Extracted information>
.....
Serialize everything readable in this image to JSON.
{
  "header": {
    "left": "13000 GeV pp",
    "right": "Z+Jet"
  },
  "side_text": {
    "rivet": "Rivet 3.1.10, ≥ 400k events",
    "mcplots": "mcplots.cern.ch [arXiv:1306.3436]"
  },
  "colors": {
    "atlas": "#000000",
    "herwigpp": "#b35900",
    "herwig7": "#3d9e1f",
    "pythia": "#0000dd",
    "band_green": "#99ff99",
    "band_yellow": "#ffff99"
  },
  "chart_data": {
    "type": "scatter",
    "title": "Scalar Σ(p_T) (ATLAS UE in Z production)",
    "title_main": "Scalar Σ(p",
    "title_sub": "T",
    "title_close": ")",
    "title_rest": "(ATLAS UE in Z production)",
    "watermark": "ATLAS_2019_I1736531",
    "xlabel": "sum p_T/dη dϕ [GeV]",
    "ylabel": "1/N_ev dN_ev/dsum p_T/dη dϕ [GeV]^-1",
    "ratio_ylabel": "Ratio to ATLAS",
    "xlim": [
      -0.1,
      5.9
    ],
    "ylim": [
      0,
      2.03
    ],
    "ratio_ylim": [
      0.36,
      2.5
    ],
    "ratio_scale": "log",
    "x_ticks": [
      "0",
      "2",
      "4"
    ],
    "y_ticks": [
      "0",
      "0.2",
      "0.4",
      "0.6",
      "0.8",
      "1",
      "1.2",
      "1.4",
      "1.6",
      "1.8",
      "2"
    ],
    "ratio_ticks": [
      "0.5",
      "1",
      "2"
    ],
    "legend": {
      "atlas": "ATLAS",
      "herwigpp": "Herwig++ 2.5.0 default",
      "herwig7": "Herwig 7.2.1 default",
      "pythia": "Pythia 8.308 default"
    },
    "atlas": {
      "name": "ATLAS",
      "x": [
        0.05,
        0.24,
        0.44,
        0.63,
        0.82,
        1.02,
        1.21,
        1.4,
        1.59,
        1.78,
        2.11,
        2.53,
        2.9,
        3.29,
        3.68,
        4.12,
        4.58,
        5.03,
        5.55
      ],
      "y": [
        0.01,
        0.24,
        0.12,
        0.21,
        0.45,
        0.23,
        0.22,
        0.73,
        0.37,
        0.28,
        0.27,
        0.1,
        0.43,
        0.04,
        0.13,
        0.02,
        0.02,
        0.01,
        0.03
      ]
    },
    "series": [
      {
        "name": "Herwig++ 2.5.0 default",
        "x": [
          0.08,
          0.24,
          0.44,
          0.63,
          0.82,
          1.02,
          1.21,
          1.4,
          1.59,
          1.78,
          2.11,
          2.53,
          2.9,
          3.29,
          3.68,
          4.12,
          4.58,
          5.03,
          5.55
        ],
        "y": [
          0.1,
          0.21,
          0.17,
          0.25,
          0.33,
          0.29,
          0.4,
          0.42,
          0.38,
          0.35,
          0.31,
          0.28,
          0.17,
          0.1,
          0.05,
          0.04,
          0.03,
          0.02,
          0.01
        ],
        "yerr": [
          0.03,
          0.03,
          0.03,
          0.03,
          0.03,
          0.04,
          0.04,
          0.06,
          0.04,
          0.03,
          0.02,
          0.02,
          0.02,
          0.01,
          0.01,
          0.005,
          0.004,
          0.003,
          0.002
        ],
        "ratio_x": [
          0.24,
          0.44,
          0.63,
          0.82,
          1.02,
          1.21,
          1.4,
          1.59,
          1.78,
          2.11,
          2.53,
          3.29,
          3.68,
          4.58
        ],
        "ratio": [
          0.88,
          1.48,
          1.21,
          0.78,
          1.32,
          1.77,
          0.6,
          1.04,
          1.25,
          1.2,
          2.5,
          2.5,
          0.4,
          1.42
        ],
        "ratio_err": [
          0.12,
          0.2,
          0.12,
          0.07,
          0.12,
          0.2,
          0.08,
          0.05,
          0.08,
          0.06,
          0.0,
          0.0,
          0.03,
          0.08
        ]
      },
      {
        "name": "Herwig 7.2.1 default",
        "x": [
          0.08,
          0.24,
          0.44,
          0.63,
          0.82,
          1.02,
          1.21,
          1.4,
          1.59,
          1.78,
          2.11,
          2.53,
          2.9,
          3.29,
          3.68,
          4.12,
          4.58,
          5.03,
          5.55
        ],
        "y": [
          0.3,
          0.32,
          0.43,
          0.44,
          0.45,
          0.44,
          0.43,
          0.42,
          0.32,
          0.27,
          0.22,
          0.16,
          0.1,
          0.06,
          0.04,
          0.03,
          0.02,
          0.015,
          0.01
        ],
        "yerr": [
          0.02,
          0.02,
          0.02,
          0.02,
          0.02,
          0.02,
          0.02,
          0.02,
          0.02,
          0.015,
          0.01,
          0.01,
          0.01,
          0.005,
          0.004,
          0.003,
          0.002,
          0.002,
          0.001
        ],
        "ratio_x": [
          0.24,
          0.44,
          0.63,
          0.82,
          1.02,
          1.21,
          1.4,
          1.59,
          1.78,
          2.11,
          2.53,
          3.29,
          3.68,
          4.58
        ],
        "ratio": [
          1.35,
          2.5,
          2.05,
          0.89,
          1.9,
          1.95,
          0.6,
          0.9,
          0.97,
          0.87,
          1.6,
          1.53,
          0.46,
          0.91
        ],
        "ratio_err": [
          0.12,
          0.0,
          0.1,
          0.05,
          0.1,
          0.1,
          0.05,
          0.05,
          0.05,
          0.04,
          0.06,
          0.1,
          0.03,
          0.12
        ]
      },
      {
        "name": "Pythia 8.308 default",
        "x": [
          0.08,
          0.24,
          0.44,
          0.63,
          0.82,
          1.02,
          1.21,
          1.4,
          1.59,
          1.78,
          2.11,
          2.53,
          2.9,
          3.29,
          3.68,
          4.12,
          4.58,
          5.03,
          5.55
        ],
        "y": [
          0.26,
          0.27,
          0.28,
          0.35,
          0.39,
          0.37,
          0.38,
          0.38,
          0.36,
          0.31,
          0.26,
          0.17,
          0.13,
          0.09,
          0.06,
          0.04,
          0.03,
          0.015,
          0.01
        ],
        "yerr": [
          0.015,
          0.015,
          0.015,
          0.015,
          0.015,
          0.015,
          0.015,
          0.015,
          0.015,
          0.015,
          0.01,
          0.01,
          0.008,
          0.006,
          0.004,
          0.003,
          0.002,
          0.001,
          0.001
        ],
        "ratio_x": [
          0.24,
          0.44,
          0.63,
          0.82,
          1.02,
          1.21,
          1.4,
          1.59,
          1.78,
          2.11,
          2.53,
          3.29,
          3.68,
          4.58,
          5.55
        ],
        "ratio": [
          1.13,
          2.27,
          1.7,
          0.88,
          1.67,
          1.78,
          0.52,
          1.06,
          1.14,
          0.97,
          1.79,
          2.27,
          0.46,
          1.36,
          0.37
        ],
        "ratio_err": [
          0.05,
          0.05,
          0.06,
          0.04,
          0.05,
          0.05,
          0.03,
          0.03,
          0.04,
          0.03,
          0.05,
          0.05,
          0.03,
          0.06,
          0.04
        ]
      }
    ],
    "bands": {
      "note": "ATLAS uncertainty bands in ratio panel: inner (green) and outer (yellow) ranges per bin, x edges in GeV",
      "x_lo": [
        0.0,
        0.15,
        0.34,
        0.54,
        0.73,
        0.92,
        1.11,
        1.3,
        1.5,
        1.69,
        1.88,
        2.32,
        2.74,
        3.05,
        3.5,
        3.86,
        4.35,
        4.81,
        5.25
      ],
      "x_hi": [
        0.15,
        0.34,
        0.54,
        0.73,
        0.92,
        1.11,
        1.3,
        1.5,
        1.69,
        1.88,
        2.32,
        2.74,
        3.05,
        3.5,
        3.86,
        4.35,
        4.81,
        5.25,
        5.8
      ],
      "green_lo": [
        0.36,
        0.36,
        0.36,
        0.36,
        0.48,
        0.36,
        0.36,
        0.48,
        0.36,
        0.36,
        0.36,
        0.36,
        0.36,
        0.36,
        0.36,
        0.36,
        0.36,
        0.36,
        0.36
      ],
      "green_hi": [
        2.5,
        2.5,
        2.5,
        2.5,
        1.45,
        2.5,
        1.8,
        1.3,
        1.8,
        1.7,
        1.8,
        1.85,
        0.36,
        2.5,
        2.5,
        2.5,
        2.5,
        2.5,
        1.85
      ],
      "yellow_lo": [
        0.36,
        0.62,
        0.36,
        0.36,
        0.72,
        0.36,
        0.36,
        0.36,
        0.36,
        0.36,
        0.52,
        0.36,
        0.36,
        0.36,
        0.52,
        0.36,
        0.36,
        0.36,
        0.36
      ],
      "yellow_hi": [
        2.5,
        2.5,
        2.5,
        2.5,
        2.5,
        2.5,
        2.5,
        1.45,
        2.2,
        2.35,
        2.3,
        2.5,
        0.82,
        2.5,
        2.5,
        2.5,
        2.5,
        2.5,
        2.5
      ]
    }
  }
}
.....
Directive> Copy out every line where the word "herwigpp" occurs.

Task response>
    "herwigpp": "#b35900",
      "herwigpp": "Herwig++ 2.5.0 default",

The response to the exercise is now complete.